---------- TASK DATA

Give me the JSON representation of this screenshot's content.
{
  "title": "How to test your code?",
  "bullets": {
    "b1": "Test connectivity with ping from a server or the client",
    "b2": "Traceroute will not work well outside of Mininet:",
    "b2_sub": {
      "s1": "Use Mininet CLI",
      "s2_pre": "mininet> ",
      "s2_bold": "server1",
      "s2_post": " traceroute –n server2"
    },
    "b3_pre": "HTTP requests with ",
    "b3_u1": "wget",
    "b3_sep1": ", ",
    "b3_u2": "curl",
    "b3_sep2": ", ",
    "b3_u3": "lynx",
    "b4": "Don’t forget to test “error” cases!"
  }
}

--------------------

**WORK TO BE COMPLETED**.
Reproduce the material in full, with no word added or dropped.

**CORRECT RESULT**.
Give me the JSON representation of this screenshot's content.
{
  "title": "How to test your code?",
  "bullets": {
    "b1": "Test connectivity with ping from a server or the client",
    "b2": "Traceroute will not work well outside of Mininet:",
    "b2_sub": {
      "s1": "Use Mininet CLI",
      "s2_pre": "mininet> ",
      "s2_bold": "server1",
      "s2_post": " traceroute –n server2"
    },
    "b3_pre": "HTTP requests with ",
    "b3_u1": "wget",
    "b3_sep1": ", ",
    "b3_u2": "curl",
    "b3_sep2": ", ",
    "b3_u3": "lynx",
    "b4": "Don’t forget to test “error” cases!"
  }
}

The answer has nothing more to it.